[Dataset records]
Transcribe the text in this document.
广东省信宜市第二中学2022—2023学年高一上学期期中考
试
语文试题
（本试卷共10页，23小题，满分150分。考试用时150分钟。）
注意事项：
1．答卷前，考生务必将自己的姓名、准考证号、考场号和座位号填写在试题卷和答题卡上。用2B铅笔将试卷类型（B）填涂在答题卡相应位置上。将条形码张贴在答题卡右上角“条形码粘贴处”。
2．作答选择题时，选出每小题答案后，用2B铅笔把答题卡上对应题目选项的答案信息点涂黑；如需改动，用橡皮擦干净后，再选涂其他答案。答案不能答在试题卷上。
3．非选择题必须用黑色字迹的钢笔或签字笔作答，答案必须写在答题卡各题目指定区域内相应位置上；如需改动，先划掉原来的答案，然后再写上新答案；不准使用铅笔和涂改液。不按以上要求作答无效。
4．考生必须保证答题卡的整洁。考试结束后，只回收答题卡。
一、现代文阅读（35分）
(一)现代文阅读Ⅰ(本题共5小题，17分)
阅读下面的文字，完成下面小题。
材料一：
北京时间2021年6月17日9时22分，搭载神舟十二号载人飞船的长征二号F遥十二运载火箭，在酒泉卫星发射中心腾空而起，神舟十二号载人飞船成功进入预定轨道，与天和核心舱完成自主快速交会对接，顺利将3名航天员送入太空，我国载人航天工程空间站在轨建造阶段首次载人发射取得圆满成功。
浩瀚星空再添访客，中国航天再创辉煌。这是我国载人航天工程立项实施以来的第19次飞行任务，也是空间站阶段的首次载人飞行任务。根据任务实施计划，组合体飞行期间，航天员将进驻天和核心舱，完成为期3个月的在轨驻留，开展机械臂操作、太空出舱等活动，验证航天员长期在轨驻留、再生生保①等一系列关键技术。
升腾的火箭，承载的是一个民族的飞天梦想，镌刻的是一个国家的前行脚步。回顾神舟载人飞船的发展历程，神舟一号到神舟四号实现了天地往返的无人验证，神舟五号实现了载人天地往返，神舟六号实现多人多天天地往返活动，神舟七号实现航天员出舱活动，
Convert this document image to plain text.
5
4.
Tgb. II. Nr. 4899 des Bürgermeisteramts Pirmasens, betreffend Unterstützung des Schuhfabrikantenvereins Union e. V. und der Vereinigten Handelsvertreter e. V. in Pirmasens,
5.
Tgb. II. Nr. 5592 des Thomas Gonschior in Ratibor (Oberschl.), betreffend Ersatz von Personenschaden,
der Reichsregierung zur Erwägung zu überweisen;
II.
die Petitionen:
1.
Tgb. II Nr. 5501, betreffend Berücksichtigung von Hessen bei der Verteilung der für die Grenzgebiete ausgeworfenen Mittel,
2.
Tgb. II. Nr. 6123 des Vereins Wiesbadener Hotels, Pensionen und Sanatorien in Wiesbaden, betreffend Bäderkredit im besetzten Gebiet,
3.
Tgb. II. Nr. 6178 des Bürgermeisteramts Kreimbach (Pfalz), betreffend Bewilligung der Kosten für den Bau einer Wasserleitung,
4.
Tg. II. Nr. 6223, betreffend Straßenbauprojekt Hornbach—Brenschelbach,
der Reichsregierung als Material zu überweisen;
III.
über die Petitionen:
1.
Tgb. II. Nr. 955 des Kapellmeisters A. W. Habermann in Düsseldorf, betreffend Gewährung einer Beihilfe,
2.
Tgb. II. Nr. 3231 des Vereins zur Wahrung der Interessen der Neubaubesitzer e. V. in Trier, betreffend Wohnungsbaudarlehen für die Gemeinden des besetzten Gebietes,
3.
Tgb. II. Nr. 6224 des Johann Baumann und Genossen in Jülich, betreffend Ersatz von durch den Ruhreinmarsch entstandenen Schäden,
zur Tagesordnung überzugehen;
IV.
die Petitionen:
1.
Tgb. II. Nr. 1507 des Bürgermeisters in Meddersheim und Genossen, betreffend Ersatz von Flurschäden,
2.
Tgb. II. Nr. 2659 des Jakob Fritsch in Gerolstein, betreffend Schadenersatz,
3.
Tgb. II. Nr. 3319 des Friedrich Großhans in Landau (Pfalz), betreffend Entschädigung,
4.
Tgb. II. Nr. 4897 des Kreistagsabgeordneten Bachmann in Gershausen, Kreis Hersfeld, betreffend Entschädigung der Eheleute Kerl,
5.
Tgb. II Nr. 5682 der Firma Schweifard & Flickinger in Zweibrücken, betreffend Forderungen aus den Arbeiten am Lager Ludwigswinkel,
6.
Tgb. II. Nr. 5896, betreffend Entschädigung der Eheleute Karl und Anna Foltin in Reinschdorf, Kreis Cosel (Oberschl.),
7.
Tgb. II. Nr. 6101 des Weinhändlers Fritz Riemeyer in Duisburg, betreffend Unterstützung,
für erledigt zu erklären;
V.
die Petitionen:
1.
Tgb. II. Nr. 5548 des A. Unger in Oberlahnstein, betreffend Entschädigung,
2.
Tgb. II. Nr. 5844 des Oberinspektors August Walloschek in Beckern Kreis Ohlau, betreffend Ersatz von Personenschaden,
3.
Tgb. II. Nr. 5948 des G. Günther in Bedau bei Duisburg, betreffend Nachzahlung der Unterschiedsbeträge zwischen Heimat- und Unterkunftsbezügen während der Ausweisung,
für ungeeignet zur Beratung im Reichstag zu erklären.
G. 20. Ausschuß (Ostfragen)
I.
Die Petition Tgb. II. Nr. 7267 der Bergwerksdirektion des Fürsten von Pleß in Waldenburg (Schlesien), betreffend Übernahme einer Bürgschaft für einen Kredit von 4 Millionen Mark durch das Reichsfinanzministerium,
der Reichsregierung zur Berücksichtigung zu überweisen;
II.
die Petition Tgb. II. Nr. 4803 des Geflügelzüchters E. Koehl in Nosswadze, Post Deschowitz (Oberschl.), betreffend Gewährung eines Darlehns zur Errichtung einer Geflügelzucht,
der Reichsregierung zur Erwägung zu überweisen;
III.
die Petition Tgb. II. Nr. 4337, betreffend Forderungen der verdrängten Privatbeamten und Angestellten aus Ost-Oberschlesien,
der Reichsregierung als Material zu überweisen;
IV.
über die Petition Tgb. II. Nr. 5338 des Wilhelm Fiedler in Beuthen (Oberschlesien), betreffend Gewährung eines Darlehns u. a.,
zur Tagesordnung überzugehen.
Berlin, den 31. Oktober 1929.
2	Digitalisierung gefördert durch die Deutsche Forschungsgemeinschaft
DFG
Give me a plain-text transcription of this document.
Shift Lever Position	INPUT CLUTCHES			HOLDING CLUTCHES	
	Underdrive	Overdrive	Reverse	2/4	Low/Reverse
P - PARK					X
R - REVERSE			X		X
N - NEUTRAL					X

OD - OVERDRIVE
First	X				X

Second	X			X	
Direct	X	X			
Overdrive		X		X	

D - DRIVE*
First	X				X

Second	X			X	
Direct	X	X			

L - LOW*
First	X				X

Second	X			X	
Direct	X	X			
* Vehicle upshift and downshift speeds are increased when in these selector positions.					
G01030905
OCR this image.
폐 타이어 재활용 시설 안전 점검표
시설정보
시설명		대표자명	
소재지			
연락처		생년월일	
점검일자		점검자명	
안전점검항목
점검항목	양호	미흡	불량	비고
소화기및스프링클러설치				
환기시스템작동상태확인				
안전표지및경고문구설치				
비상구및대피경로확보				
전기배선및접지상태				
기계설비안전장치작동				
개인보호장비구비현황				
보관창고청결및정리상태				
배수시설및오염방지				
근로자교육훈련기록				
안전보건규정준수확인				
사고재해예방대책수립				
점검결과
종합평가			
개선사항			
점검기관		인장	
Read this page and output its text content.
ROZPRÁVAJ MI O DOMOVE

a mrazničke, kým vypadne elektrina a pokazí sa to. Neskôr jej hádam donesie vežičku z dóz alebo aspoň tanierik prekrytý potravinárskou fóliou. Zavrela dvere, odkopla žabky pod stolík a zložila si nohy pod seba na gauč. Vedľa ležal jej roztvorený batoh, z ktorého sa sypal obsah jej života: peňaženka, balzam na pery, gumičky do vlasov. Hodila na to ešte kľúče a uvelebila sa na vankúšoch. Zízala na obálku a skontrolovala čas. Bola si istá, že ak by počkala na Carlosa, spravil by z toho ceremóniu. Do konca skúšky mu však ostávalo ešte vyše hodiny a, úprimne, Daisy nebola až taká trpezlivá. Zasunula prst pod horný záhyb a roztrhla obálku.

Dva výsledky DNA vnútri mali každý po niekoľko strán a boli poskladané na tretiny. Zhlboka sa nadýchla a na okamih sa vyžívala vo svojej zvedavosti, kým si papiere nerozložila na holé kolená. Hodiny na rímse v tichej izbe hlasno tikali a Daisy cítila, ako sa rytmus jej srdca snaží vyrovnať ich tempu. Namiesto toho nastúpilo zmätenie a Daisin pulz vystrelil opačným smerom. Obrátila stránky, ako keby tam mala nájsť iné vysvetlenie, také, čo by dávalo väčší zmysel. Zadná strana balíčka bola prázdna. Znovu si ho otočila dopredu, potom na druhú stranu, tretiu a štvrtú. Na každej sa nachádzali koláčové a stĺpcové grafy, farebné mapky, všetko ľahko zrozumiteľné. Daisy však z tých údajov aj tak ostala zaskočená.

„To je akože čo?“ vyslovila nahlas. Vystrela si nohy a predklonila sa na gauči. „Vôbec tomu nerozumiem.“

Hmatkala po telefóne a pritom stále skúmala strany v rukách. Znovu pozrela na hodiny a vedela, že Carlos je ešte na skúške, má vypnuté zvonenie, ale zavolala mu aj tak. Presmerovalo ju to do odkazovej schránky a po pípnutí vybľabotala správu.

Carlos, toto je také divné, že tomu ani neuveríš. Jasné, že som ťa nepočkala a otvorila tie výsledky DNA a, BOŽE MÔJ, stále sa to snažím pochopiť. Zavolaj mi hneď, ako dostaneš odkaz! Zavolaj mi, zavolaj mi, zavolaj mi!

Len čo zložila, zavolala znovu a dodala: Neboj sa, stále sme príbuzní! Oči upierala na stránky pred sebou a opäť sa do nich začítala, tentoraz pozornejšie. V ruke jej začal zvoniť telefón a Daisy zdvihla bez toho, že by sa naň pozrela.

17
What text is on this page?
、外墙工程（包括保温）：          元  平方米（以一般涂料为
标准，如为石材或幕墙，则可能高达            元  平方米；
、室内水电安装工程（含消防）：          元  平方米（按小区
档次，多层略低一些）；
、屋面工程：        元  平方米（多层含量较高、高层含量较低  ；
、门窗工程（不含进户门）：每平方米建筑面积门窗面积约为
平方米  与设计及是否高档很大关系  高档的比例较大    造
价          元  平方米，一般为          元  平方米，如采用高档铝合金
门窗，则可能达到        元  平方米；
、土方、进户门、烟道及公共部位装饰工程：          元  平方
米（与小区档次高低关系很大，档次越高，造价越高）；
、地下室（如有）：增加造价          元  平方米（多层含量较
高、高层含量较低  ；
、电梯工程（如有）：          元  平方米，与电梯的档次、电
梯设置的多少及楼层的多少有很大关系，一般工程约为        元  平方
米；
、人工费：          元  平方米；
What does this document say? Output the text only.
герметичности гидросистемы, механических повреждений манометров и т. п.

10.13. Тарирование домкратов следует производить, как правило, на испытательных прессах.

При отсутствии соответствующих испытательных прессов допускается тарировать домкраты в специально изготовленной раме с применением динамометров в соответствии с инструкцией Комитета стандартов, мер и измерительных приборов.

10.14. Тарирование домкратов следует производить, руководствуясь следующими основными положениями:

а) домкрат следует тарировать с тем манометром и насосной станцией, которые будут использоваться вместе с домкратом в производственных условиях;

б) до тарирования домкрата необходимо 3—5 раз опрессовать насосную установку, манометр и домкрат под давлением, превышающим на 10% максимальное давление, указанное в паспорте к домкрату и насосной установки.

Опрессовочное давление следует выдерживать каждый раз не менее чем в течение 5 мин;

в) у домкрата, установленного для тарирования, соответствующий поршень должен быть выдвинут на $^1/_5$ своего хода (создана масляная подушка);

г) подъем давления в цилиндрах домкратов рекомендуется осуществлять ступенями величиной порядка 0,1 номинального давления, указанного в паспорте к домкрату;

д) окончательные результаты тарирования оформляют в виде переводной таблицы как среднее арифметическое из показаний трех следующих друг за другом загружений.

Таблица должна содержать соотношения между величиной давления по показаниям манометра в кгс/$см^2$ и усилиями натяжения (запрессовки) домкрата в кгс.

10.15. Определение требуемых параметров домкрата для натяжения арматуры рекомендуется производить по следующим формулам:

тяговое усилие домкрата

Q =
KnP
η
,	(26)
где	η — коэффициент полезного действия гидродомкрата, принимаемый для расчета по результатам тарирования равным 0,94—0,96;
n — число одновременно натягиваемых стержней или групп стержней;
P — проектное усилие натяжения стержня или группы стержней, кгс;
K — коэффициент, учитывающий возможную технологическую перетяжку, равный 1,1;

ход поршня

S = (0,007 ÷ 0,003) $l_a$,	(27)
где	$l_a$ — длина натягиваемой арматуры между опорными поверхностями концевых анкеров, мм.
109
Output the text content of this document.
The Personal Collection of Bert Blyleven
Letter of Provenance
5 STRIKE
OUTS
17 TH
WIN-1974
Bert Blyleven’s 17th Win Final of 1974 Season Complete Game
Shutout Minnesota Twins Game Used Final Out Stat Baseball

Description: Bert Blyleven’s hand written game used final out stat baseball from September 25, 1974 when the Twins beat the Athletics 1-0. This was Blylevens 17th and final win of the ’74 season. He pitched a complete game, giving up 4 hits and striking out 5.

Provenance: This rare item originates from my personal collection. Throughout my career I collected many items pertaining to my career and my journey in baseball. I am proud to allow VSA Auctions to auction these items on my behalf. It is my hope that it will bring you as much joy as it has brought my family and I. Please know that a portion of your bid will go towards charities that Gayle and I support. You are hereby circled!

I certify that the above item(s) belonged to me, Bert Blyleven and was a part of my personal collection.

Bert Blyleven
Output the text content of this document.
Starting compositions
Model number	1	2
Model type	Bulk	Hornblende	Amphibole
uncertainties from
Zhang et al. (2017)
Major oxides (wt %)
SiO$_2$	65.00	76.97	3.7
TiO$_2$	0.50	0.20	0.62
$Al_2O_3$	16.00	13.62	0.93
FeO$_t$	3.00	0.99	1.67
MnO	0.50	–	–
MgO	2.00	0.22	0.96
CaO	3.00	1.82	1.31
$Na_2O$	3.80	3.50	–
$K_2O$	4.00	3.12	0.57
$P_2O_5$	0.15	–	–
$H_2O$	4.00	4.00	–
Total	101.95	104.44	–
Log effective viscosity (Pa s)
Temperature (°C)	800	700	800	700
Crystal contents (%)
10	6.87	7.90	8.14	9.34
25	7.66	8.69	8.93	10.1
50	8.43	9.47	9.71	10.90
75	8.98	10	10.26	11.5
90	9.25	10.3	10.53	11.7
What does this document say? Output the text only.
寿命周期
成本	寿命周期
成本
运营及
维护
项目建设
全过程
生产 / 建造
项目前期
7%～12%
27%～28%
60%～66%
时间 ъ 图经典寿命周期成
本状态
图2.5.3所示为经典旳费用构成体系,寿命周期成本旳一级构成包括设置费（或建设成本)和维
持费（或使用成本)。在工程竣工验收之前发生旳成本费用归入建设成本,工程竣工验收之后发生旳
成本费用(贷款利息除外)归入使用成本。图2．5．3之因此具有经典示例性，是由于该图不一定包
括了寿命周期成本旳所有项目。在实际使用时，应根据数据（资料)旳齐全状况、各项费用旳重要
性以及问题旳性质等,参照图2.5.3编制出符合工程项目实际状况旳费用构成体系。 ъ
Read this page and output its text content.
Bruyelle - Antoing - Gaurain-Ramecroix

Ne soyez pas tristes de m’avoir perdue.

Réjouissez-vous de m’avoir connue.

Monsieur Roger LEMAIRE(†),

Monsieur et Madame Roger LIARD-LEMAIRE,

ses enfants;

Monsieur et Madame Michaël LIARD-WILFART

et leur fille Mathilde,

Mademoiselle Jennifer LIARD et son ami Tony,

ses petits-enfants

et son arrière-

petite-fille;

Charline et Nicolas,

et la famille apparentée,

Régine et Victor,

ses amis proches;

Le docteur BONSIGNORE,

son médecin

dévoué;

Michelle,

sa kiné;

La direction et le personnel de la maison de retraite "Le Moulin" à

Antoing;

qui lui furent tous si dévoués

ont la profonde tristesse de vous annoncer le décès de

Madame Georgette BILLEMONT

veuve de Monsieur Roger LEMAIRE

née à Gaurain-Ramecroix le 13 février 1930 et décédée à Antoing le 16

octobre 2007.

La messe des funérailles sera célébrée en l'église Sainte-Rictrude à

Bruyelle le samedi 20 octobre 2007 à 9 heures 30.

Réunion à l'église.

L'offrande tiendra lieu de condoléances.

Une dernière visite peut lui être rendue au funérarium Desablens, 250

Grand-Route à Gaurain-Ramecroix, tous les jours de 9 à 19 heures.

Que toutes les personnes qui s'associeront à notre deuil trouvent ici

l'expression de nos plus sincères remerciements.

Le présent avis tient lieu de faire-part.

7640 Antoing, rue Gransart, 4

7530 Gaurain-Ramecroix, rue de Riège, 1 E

▸ **TASK GOAL**
Look through the entries above and report each line where the string "Ramecroix" occurs.

▸ **EXERCISE SOLUTION**
Bruyelle - Antoing - Gaurain-Ramecroix
née à Gaurain-Ramecroix le 13 février 1930 et décédée à Antoing le 16
Grand-Route à Gaurain-Ramecroix, tous les jours de 9 à 19 heures.
7530 Gaurain-Ramecroix, rue de Riège, 1 E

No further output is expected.